__AIM OF THE EXERCISE__: Every record must be repeated exactly, with no omission.

Stored data entries
════════
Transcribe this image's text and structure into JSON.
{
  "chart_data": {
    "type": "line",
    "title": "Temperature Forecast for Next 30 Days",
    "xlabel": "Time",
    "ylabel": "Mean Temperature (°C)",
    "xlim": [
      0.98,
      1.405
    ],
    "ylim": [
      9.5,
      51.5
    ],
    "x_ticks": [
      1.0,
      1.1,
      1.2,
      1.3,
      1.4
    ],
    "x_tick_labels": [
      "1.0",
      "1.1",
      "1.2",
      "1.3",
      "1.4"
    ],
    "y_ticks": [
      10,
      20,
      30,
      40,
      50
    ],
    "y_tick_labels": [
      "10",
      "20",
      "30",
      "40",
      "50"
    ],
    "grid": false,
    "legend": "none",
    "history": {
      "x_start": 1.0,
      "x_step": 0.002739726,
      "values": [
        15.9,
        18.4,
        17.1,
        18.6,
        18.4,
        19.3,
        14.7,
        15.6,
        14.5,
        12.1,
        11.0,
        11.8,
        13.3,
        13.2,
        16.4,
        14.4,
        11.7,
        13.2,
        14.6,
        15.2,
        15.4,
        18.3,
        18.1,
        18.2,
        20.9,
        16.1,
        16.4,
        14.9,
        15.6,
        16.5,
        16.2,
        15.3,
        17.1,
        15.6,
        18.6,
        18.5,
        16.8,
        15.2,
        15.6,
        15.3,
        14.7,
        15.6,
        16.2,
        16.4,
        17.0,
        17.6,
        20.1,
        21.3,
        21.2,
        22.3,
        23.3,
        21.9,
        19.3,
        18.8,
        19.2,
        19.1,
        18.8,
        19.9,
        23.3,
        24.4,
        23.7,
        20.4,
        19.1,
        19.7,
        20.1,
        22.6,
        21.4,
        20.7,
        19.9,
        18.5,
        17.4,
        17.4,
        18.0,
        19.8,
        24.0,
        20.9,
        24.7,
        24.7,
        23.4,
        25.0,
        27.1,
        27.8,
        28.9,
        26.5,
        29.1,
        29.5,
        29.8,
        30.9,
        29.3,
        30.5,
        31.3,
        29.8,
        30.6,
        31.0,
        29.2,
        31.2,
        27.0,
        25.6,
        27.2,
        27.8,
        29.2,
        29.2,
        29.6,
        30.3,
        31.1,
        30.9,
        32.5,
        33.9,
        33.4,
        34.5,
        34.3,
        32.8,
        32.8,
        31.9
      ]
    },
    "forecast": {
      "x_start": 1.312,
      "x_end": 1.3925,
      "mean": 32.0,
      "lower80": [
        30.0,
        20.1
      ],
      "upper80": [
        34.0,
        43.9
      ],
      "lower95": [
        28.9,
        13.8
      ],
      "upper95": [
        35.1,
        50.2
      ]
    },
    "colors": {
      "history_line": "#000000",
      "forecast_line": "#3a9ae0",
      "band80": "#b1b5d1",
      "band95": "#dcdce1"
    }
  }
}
════════
__ANSWER TO THIS EXERCISE__:
Transcribe this image's text and structure into JSON.
{
  "chart_data": {
    "type": "line",
    "title": "Temperature Forecast for Next 30 Days",
    "xlabel": "Time",
    "ylabel": "Mean Temperature (°C)",
    "xlim": [
      0.98,
      1.405
    ],
    "ylim": [
      9.5,
      51.5
    ],
    "x_ticks": [
      1.0,
      1.1,
      1.2,
      1.3,
      1.4
    ],
    "x_tick_labels": [
      "1.0",
      "1.1",
      "1.2",
      "1.3",
      "1.4"
    ],
    "y_ticks": [
      10,
      20,
      30,
      40,
      50
    ],
    "y_tick_labels": [
      "10",
      "20",
      "30",
      "40",
      "50"
    ],
    "grid": false,
    "legend": "none",
    "history": {
      "x_start": 1.0,
      "x_step": 0.002739726,
      "values": [
        15.9,
        18.4,
        17.1,
        18.6,
        18.4,
        19.3,
        14.7,
        15.6,
        14.5,
        12.1,
        11.0,
        11.8,
        13.3,
        13.2,
        16.4,
        14.4,
        11.7,
        13.2,
        14.6,
        15.2,
        15.4,
        18.3,
        18.1,
        18.2,
        20.9,
        16.1,
        16.4,
        14.9,
        15.6,
        16.5,
        16.2,
        15.3,
        17.1,
        15.6,
        18.6,
        18.5,
        16.8,
        15.2,
        15.6,
        15.3,
        14.7,
        15.6,
        16.2,
        16.4,
        17.0,
        17.6,
        20.1,
        21.3,
        21.2,
        22.3,
        23.3,
        21.9,
        19.3,
        18.8,
        19.2,
        19.1,
        18.8,
        19.9,
        23.3,
        24.4,
        23.7,
        20.4,
        19.1,
        19.7,
        20.1,
        22.6,
        21.4,
        20.7,
        19.9,
        18.5,
        17.4,
        17.4,
        18.0,
        19.8,
        24.0,
        20.9,
        24.7,
        24.7,
        23.4,
        25.0,
        27.1,
        27.8,
        28.9,
        26.5,
        29.1,
        29.5,
        29.8,
        30.9,
        29.3,
        30.5,
        31.3,
        29.8,
        30.6,
        31.0,
        29.2,
        31.2,
        27.0,
        25.6,
        27.2,
        27.8,
        29.2,
        29.2,
        29.6,
        30.3,
        31.1,
        30.9,
        32.5,
        33.9,
        33.4,
        34.5,
        34.3,
        32.8,
        32.8,
        31.9
      ]
    },
    "forecast": {
      "x_start": 1.312,
      "x_end": 1.3925,
      "mean": 32.0,
      "lower80": [
        30.0,
        20.1
      ],
      "upper80": [
        34.0,
        43.9
      ],
      "lower95": [
        28.9,
        13.8
      ],
      "upper95": [
        35.1,
        50.2
      ]
    },
    "colors": {
      "history_line": "#000000",
      "forecast_line": "#3a9ae0",
      "band80": "#b1b5d1",
      "band95": "#dcdce1"
    }
  }
}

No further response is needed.